WHAT TO WORK ON: Spot each line that carries the word "text"; copy those lines.

========================================================================

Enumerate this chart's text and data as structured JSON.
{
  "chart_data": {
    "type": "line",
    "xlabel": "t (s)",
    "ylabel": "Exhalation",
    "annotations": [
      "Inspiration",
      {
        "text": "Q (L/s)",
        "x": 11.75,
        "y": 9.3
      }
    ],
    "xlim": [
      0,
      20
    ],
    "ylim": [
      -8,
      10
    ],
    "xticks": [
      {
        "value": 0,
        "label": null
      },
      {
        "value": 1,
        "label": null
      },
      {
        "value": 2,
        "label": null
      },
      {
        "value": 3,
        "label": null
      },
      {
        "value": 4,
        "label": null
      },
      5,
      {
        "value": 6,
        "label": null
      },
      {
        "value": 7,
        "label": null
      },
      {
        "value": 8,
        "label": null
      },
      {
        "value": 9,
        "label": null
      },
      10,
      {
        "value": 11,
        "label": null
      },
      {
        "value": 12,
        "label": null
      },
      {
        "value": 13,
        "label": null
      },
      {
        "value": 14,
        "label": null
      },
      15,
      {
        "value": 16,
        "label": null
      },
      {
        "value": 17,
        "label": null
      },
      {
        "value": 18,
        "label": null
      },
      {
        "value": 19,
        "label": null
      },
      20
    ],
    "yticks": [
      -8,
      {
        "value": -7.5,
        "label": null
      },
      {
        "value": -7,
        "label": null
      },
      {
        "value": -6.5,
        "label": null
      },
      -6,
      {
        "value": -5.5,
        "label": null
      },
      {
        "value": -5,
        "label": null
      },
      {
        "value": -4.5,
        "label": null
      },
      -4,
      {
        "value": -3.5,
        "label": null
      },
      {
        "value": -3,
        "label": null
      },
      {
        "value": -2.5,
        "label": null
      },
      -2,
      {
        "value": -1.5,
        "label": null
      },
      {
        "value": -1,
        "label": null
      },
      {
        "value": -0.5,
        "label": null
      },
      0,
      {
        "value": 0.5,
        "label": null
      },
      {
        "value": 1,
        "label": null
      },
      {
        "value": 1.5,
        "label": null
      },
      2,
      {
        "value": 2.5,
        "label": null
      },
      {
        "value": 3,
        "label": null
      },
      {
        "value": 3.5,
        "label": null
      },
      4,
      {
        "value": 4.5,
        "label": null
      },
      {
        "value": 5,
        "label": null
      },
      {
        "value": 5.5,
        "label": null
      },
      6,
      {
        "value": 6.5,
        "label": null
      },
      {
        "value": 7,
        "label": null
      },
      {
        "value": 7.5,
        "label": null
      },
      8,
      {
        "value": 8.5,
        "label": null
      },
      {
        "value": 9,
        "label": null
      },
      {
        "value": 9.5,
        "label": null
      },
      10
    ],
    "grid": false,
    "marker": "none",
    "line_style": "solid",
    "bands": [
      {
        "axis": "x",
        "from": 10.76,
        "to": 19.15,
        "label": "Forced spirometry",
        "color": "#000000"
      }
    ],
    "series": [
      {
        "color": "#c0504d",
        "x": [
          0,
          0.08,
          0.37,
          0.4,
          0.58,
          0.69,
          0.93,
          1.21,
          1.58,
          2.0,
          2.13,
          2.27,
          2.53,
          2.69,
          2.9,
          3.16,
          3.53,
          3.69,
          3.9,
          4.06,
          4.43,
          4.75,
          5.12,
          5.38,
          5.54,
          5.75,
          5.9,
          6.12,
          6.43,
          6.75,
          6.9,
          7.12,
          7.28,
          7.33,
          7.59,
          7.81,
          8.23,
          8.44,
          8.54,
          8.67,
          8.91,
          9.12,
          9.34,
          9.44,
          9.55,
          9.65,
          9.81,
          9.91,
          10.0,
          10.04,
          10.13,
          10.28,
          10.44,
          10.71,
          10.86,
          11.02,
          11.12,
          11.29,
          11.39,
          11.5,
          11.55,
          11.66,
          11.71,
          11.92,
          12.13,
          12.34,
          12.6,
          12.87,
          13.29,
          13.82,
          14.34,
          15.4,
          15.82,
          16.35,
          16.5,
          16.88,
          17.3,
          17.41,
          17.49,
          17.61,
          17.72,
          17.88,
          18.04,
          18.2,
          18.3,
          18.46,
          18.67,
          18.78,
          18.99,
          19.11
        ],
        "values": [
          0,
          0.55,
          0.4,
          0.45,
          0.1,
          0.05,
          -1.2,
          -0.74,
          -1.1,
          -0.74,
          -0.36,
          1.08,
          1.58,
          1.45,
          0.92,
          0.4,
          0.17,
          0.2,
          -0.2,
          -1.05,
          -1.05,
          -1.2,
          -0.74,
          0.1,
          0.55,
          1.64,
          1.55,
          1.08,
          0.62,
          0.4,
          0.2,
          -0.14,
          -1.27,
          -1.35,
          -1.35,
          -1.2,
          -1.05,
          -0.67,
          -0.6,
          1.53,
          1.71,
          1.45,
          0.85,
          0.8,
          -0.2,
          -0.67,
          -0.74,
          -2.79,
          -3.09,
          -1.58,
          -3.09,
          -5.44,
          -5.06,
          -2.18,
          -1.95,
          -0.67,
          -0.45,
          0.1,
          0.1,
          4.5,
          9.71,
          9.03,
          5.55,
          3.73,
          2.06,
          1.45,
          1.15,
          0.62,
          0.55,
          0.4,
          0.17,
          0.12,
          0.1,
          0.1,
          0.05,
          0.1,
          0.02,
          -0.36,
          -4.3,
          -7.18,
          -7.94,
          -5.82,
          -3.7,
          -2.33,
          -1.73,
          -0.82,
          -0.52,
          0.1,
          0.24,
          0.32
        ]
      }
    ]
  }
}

========================================================================

SOLUTION BELOW:
Enumerate this chart's text and data as structured JSON.
        "text": "Q (L/s)",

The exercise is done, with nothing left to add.